Given request:
Copy each line exactly. Drop every picture.

Stored rows:
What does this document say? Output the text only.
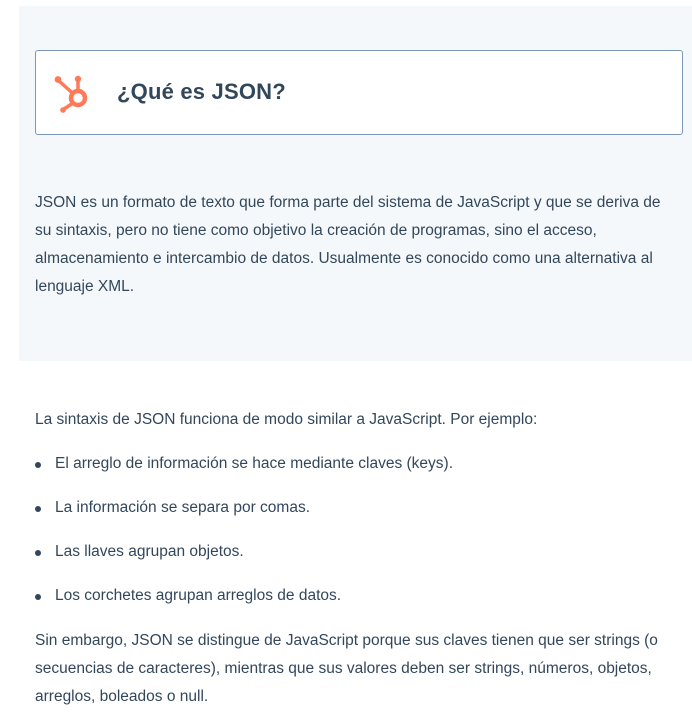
¿Qué es JSON?

JSON es un formato de texto que forma parte del sistema de JavaScript y que se deriva de su sintaxis, pero no tiene como objetivo la creación de programas, sino el acceso, almacenamiento e intercambio de datos. Usualmente es conocido como una alternativa al lenguaje XML.

La sintaxis de JSON funciona de modo similar a JavaScript. Por ejemplo:

El arreglo de información se hace mediante claves (keys).
La información se separa por comas.
Las llaves agrupan objetos.
Los corchetes agrupan arreglos de datos.

Sin embargo, JSON se distingue de JavaScript porque sus claves tienen que ser strings (o secuencias de caracteres), mientras que sus valores deben ser strings, números, objetos, arreglos, boleados o null.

Solution below:
What does this document say? Output the text only.
¿Qué es JSON?

JSON es un formato de texto que forma parte del sistema de JavaScript y que se deriva de su sintaxis, pero no tiene como objetivo la creación de programas, sino el acceso, almacenamiento e intercambio de datos. Usualmente es conocido como una alternativa al lenguaje XML.

La sintaxis de JSON funciona de modo similar a JavaScript. Por ejemplo:

El arreglo de información se hace mediante claves (keys).
La información se separa por comas.
Las llaves agrupan objetos.
Los corchetes agrupan arreglos de datos.

Sin embargo, JSON se distingue de JavaScript porque sus claves tienen que ser strings (o secuencias de caracteres), mientras que sus valores deben ser strings, números, objetos, arreglos, boleados o null.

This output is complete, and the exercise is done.